Output the entries verbatim, including every line.

(Dataset items)
---
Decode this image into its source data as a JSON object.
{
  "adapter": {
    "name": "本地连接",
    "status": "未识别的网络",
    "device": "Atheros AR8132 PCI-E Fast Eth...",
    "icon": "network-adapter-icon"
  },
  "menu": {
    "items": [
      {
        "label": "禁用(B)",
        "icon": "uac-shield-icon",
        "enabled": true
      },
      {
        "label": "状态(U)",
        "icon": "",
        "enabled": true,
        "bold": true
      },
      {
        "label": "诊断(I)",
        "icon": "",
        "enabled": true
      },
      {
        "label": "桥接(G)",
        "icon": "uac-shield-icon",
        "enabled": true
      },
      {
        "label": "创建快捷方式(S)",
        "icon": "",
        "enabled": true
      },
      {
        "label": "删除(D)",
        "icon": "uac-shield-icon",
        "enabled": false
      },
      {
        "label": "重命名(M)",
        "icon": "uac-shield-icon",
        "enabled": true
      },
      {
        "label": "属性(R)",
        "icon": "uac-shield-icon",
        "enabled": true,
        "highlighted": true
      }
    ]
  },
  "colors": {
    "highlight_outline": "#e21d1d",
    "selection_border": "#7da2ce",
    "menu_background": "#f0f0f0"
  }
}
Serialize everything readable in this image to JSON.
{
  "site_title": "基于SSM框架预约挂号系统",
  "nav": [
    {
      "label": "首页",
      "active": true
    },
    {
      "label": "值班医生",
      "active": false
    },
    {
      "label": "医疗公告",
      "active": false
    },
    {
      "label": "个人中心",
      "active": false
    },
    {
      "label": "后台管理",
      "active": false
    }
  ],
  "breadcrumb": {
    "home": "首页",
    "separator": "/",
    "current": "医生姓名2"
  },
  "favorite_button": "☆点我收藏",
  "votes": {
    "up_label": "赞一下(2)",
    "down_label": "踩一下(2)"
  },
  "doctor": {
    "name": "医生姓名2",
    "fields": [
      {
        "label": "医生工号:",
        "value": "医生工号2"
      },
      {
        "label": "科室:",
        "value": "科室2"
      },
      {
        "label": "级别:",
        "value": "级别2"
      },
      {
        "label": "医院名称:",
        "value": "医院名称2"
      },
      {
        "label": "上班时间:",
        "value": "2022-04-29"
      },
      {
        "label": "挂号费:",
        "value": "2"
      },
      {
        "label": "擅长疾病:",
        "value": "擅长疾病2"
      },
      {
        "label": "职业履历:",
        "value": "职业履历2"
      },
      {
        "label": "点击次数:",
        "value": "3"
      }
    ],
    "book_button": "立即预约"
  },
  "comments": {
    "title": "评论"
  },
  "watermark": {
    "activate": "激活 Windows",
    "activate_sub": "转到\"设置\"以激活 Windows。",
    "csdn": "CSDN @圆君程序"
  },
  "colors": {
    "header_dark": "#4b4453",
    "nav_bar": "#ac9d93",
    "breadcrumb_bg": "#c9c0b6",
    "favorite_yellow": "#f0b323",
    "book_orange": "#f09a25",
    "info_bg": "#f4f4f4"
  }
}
---
> Solution to this problem:
Decode this image into its source data as a JSON object.
{
  "adapter": {
    "name": "本地连接",
    "status": "未识别的网络",
    "device": "Atheros AR8132 PCI-E Fast Eth...",
    "icon": "network-adapter-icon"
  },
  "menu": {
    "items": [
      {
        "label": "禁用(B)",
        "icon": "uac-shield-icon",
        "enabled": true
      },
      {
        "label": "状态(U)",
        "icon": "",
        "enabled": true,
        "bold": true
      },
      {
        "label": "诊断(I)",
        "icon": "",
        "enabled": true
      },
      {
        "label": "桥接(G)",
        "icon": "uac-shield-icon",
        "enabled": true
      },
      {
        "label": "创建快捷方式(S)",
        "icon": "",
        "enabled": true
      },
      {
        "label": "删除(D)",
        "icon": "uac-shield-icon",
        "enabled": false
      },
      {
        "label": "重命名(M)",
        "icon": "uac-shield-icon",
        "enabled": true
      },
      {
        "label": "属性(R)",
        "icon": "uac-shield-icon",
        "enabled": true,
        "highlighted": true
      }
    ]
  },
  "colors": {
    "highlight_outline": "#e21d1d",
    "selection_border": "#7da2ce",
    "menu_background": "#f0f0f0"
  }
}
Serialize everything readable in this image to JSON.
{
  "site_title": "基于SSM框架预约挂号系统",
  "nav": [
    {
      "label": "首页",
      "active": true
    },
    {
      "label": "值班医生",
      "active": false
    },
    {
      "label": "医疗公告",
      "active": false
    },
    {
      "label": "个人中心",
      "active": false
    },
    {
      "label": "后台管理",
      "active": false
    }
  ],
  "breadcrumb": {
    "home": "首页",
    "separator": "/",
    "current": "医生姓名2"
  },
  "favorite_button": "☆点我收藏",
  "votes": {
    "up_label": "赞一下(2)",
    "down_label": "踩一下(2)"
  },
  "doctor": {
    "name": "医生姓名2",
    "fields": [
      {
        "label": "医生工号:",
        "value": "医生工号2"
      },
      {
        "label": "科室:",
        "value": "科室2"
      },
      {
        "label": "级别:",
        "value": "级别2"
      },
      {
        "label": "医院名称:",
        "value": "医院名称2"
      },
      {
        "label": "上班时间:",
        "value": "2022-04-29"
      },
      {
        "label": "挂号费:",
        "value": "2"
      },
      {
        "label": "擅长疾病:",
        "value": "擅长疾病2"
      },
      {
        "label": "职业履历:",
        "value": "职业履历2"
      },
      {
        "label": "点击次数:",
        "value": "3"
      }
    ],
    "book_button": "立即预约"
  },
  "comments": {
    "title": "评论"
  },
  "watermark": {
    "activate": "激活 Windows",
    "activate_sub": "转到\"设置\"以激活 Windows。",
    "csdn": "CSDN @圆君程序"
  },
  "colors": {
    "header_dark": "#4b4453",
    "nav_bar": "#ac9d93",
    "breadcrumb_bg": "#c9c0b6",
    "favorite_yellow": "#f0b323",
    "book_orange": "#f09a25",
    "info_bg": "#f4f4f4"
  }
}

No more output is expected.